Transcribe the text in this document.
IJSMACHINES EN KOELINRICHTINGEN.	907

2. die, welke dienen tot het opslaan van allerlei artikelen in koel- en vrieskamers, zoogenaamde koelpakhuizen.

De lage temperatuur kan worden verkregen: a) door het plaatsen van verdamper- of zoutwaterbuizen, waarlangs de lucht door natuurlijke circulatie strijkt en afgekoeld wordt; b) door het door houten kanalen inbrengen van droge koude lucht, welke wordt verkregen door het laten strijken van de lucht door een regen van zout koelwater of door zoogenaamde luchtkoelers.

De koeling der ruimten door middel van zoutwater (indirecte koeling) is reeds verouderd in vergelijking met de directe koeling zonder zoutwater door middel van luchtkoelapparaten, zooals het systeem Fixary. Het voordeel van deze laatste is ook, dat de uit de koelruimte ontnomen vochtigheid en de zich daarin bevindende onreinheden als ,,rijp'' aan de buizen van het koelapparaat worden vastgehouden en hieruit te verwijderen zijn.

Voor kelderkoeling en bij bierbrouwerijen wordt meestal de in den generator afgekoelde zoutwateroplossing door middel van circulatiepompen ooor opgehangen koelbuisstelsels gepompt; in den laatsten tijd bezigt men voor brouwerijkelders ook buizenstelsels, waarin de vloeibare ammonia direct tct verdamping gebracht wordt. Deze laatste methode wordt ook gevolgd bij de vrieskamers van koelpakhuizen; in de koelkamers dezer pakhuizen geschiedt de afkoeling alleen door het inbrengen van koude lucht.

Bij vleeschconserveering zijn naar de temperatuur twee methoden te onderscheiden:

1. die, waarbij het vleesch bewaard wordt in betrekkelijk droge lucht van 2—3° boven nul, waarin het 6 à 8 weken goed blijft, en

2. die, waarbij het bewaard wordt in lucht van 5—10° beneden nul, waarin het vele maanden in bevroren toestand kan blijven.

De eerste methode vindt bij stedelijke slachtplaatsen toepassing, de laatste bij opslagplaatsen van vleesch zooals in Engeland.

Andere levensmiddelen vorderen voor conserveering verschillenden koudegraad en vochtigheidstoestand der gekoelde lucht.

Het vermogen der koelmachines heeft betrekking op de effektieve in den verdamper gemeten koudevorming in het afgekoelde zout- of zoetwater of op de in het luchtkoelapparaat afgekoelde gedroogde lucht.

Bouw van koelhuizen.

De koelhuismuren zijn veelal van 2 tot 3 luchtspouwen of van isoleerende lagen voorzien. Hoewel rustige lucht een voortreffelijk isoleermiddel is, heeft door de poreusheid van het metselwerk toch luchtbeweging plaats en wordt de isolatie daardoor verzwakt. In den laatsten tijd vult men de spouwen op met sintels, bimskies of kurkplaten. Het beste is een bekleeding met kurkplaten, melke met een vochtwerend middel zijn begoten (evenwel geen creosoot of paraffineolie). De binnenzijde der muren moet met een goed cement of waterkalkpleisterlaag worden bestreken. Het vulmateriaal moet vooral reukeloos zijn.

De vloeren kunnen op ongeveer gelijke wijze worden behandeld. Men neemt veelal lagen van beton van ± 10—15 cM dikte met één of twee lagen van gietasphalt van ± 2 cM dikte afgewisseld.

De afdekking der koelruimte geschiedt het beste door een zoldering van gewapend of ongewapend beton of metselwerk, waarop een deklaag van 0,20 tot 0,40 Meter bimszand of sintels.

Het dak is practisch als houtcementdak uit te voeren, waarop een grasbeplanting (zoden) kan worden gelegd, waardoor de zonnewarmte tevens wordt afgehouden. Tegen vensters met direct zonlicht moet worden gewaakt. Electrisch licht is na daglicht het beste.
============================================================
#### WHAT THE TASK REQUIRES:
Go over the records above line by line and count those holding the word "vrieskamers". Reply only with the number.

#### RESPONSE FOR THIS EXERCISE:
2